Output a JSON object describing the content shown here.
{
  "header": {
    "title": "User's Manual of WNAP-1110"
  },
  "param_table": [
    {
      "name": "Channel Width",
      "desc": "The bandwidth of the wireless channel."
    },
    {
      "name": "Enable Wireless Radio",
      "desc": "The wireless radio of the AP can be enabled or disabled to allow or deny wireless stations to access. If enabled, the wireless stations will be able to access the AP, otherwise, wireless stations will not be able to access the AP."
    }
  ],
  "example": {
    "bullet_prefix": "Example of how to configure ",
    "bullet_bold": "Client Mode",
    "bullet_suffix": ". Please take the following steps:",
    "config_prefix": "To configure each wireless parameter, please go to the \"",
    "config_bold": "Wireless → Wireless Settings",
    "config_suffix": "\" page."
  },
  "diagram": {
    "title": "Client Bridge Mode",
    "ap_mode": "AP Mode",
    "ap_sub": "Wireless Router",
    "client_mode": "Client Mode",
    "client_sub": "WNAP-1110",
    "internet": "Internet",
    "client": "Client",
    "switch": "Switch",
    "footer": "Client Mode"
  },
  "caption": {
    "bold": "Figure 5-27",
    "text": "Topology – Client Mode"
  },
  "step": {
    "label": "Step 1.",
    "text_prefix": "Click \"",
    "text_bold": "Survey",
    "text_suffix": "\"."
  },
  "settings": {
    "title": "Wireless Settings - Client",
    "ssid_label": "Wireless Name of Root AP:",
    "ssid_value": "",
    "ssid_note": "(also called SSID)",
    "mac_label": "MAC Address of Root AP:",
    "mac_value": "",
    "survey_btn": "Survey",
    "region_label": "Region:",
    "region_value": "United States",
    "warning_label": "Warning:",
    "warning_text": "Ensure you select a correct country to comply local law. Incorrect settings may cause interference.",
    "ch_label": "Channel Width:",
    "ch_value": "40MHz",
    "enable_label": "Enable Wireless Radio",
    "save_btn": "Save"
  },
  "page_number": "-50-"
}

== == ==

### WHAT IS ASKED
Copy out the lines that hold "WNAP".

### RESULT OF THE EXERCISE
    "title": "User's Manual of WNAP-1110"
    "client_sub": "WNAP-1110",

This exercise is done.